> **Work to complete**:
Check every line of the material below for the string "this", and return the ones that have it.

[Start Exercise material]

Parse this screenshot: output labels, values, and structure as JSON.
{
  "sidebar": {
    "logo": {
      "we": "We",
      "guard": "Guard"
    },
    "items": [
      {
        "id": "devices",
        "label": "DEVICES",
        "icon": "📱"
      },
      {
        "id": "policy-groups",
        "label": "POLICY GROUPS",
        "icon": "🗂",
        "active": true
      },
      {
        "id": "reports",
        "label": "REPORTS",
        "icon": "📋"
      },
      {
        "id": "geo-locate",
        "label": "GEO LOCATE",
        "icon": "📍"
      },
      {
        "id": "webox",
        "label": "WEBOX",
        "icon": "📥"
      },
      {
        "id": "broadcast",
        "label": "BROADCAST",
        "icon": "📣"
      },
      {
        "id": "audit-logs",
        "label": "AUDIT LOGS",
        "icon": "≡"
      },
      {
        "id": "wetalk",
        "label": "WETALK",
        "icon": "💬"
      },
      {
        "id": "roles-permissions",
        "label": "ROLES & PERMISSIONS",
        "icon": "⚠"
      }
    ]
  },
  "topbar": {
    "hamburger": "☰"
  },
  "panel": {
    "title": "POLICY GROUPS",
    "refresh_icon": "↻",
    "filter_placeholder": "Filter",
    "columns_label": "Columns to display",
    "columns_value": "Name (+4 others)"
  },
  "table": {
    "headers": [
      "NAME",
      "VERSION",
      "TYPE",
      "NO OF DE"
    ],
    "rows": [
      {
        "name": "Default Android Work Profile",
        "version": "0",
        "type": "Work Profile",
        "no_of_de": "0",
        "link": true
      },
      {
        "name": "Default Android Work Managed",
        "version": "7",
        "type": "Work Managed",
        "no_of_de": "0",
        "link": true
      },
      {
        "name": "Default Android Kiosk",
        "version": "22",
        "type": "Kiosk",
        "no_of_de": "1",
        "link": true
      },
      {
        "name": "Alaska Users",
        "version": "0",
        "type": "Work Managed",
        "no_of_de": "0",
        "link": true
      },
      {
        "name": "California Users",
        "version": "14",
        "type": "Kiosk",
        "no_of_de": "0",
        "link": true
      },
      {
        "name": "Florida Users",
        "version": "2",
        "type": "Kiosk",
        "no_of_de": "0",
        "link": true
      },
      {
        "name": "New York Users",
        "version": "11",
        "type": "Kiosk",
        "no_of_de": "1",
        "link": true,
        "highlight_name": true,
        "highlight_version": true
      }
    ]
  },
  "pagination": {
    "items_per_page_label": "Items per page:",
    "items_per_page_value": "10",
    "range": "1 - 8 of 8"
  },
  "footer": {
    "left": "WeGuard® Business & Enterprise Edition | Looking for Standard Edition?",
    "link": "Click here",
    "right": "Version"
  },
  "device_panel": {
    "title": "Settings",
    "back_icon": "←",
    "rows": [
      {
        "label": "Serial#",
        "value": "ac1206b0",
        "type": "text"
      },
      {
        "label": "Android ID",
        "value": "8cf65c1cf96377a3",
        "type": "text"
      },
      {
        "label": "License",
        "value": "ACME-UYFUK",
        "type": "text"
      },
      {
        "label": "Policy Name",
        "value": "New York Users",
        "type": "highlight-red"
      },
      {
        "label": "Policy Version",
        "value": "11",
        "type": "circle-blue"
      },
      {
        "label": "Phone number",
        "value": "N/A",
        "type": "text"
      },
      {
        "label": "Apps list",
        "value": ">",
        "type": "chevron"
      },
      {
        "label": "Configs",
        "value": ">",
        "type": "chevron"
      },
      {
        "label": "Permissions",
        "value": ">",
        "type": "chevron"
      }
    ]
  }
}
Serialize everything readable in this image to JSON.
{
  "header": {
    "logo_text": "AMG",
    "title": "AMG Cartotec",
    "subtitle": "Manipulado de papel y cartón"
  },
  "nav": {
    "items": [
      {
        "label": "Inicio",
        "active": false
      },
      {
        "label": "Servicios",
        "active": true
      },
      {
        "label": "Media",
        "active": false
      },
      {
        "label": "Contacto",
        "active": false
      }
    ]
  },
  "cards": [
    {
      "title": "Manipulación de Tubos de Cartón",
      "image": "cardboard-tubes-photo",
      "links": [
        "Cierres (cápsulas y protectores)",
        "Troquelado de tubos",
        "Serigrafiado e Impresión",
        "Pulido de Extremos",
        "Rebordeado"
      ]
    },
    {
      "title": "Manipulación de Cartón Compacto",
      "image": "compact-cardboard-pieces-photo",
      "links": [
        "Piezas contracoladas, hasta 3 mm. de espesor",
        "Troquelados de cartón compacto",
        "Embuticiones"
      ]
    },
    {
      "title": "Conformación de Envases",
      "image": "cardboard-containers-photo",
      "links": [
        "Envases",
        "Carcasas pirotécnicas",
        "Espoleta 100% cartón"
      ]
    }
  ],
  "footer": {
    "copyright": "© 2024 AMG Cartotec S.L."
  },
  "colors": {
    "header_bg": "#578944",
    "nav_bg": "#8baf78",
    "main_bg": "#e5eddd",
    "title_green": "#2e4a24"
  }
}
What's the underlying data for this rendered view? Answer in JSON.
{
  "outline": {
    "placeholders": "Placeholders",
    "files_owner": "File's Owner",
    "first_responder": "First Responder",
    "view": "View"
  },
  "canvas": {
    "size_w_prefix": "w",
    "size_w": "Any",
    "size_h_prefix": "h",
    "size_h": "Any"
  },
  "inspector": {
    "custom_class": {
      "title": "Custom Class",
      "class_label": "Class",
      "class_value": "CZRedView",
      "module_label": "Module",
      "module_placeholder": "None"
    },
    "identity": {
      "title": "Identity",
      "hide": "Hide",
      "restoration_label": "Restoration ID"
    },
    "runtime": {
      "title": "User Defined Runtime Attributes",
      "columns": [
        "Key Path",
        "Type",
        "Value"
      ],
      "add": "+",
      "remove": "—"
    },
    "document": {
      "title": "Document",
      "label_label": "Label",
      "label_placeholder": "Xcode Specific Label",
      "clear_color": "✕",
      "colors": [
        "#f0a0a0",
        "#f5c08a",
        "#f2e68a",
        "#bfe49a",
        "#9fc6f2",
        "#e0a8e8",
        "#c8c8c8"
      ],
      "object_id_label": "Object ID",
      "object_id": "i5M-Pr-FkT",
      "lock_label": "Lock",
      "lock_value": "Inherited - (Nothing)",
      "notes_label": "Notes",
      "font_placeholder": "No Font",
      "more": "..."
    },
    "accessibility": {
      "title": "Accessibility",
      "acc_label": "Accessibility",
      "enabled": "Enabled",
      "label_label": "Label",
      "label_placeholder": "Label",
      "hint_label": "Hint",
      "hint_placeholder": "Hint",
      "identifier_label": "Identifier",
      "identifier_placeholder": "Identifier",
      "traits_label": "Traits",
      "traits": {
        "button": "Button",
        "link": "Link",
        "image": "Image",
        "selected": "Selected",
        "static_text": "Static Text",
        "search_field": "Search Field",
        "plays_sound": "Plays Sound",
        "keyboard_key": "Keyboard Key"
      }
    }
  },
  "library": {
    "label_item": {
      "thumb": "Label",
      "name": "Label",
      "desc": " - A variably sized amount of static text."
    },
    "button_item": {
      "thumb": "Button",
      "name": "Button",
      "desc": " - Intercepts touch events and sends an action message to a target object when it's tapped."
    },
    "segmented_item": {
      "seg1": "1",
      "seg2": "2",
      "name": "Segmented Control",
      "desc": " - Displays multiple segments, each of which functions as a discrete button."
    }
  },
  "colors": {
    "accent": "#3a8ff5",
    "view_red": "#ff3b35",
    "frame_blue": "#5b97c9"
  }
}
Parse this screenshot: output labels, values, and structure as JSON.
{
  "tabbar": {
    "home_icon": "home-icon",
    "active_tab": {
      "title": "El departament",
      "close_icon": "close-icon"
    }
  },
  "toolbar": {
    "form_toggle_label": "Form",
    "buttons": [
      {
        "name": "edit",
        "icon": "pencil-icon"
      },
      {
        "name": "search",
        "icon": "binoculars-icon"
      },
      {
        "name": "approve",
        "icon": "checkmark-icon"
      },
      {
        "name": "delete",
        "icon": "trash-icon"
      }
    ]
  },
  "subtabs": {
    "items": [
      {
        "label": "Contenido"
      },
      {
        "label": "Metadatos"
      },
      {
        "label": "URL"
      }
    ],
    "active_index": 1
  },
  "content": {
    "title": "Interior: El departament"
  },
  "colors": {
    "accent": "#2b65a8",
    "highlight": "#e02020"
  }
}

[End Exercise material]

> **Task answer**:
Parse this screenshot: output labels, values, and structure as JSON.
Serialize everything readable in this image to JSON.
What's the underlying data for this rendered view? Answer in JSON.
Parse this screenshot: output labels, values, and structure as JSON.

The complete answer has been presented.